- [To do]
Repeat the data that follows, word for word, without the images.

- [Material provided]
= = = = = = =

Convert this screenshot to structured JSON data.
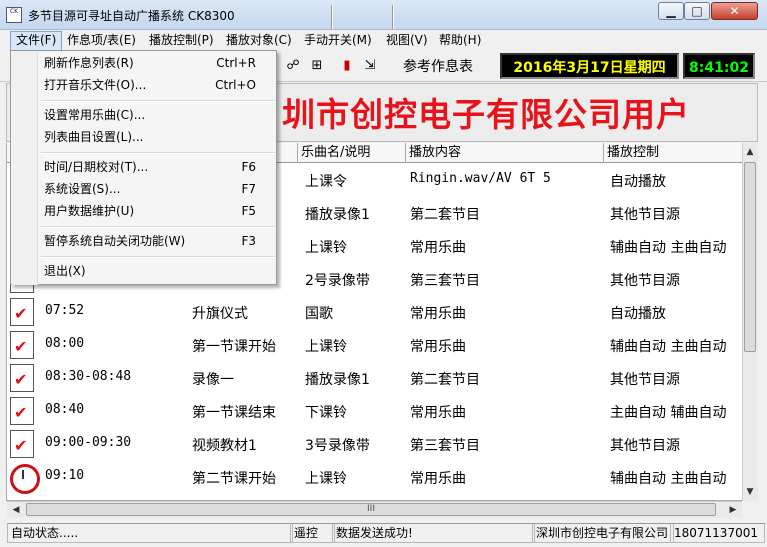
{
  "window": {
    "title": "多节目源可寻址自动广播系统 CK8300",
    "icon_text": "CK"
  },
  "menubar": [
    "文件(F)",
    "作息项/表(E)",
    "播放控制(P)",
    "播放对象(C)",
    "手动开关(M)",
    "视图(V)",
    "帮助(H)"
  ],
  "file_menu": [
    {
      "label": "刷新作息列表(R)",
      "shortcut": "Ctrl+R"
    },
    {
      "label": "打开音乐文件(O)...",
      "shortcut": "Ctrl+O"
    },
    {
      "label": "设置常用乐曲(C)...",
      "shortcut": ""
    },
    {
      "label": "列表曲目设置(L)...",
      "shortcut": ""
    },
    {
      "label": "时间/日期校对(T)...",
      "shortcut": "F6"
    },
    {
      "label": "系统设置(S)...",
      "shortcut": "F7"
    },
    {
      "label": "用户数据维护(U)",
      "shortcut": "F5"
    },
    {
      "label": "暂停系统自动关闭功能(W)",
      "shortcut": "F3"
    },
    {
      "label": "退出(X)",
      "shortcut": ""
    }
  ],
  "toolbar": {
    "ref_label": "参考作息表",
    "date": "2016年3月17日星期四",
    "time": "8:41:02"
  },
  "banner": {
    "text": "圳市创控电子有限公司用户"
  },
  "table": {
    "headers": [
      "乐曲名/说明",
      "播放内容",
      "播放控制"
    ],
    "rows": [
      {
        "time": "",
        "name": "",
        "music": "上课令",
        "content": "Ringin.wav/AV 6T 5",
        "control": "自动播放",
        "icon": "doc"
      },
      {
        "time": "",
        "name": "",
        "music": "播放录像1",
        "content": "第二套节目",
        "control": "其他节目源",
        "icon": "doc"
      },
      {
        "time": "",
        "name": "",
        "music": "上课铃",
        "content": "常用乐曲",
        "control": "辅曲自动 主曲自动",
        "icon": "doc"
      },
      {
        "time": "",
        "name": "",
        "music": "2号录像带",
        "content": "第三套节目",
        "control": "其他节目源",
        "icon": "doc"
      },
      {
        "time": "07:52",
        "name": "升旗仪式",
        "music": "国歌",
        "content": "常用乐曲",
        "control": "自动播放",
        "icon": "doc"
      },
      {
        "time": "08:00",
        "name": "第一节课开始",
        "music": "上课铃",
        "content": "常用乐曲",
        "control": "辅曲自动 主曲自动",
        "icon": "doc"
      },
      {
        "time": "08:30-08:48",
        "name": "录像一",
        "music": "播放录像1",
        "content": "第二套节目",
        "control": "其他节目源",
        "icon": "doc"
      },
      {
        "time": "08:40",
        "name": "第一节课结束",
        "music": "下课铃",
        "content": "常用乐曲",
        "control": "主曲自动 辅曲自动",
        "icon": "doc"
      },
      {
        "time": "09:00-09:30",
        "name": "视频教材1",
        "music": "3号录像带",
        "content": "第三套节目",
        "control": "其他节目源",
        "icon": "speaker"
      },
      {
        "time": "09:10",
        "name": "第二节课开始",
        "music": "上课铃",
        "content": "常用乐曲",
        "control": "辅曲自动 主曲自动",
        "icon": "clock"
      }
    ]
  },
  "status": {
    "state": "自动状态.....",
    "remote": "遥控",
    "message": "数据发送成功!",
    "company": "深圳市创控电子有限公司",
    "phone": "18071137001"
  },
  "hscroll_grip": "III"
}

= = = = = = =

- [Result below]
Convert this screenshot to structured JSON data.
{
  "window": {
    "title": "多节目源可寻址自动广播系统 CK8300",
    "icon_text": "CK"
  },
  "menubar": [
    "文件(F)",
    "作息项/表(E)",
    "播放控制(P)",
    "播放对象(C)",
    "手动开关(M)",
    "视图(V)",
    "帮助(H)"
  ],
  "file_menu": [
    {
      "label": "刷新作息列表(R)",
      "shortcut": "Ctrl+R"
    },
    {
      "label": "打开音乐文件(O)...",
      "shortcut": "Ctrl+O"
    },
    {
      "label": "设置常用乐曲(C)...",
      "shortcut": ""
    },
    {
      "label": "列表曲目设置(L)...",
      "shortcut": ""
    },
    {
      "label": "时间/日期校对(T)...",
      "shortcut": "F6"
    },
    {
      "label": "系统设置(S)...",
      "shortcut": "F7"
    },
    {
      "label": "用户数据维护(U)",
      "shortcut": "F5"
    },
    {
      "label": "暂停系统自动关闭功能(W)",
      "shortcut": "F3"
    },
    {
      "label": "退出(X)",
      "shortcut": ""
    }
  ],
  "toolbar": {
    "ref_label": "参考作息表",
    "date": "2016年3月17日星期四",
    "time": "8:41:02"
  },
  "banner": {
    "text": "圳市创控电子有限公司用户"
  },
  "table": {
    "headers": [
      "乐曲名/说明",
      "播放内容",
      "播放控制"
    ],
    "rows": [
      {
        "time": "",
        "name": "",
        "music": "上课令",
        "content": "Ringin.wav/AV 6T 5",
        "control": "自动播放",
        "icon": "doc"
      },
      {
        "time": "",
        "name": "",
        "music": "播放录像1",
        "content": "第二套节目",
        "control": "其他节目源",
        "icon": "doc"
      },
      {
        "time": "",
        "name": "",
        "music": "上课铃",
        "content": "常用乐曲",
        "control": "辅曲自动 主曲自动",
        "icon": "doc"
      },
      {
        "time": "",
        "name": "",
        "music": "2号录像带",
        "content": "第三套节目",
        "control": "其他节目源",
        "icon": "doc"
      },
      {
        "time": "07:52",
        "name": "升旗仪式",
        "music": "国歌",
        "content": "常用乐曲",
        "control": "自动播放",
        "icon": "doc"
      },
      {
        "time": "08:00",
        "name": "第一节课开始",
        "music": "上课铃",
        "content": "常用乐曲",
        "control": "辅曲自动 主曲自动",
        "icon": "doc"
      },
      {
        "time": "08:30-08:48",
        "name": "录像一",
        "music": "播放录像1",
        "content": "第二套节目",
        "control": "其他节目源",
        "icon": "doc"
      },
      {
        "time": "08:40",
        "name": "第一节课结束",
        "music": "下课铃",
        "content": "常用乐曲",
        "control": "主曲自动 辅曲自动",
        "icon": "doc"
      },
      {
        "time": "09:00-09:30",
        "name": "视频教材1",
        "music": "3号录像带",
        "content": "第三套节目",
        "control": "其他节目源",
        "icon": "speaker"
      },
      {
        "time": "09:10",
        "name": "第二节课开始",
        "music": "上课铃",
        "content": "常用乐曲",
        "control": "辅曲自动 主曲自动",
        "icon": "clock"
      }
    ]
  },
  "status": {
    "state": "自动状态.....",
    "remote": "遥控",
    "message": "数据发送成功!",
    "company": "深圳市创控电子有限公司",
    "phone": "18071137001"
  },
  "hscroll_grip": "III"
}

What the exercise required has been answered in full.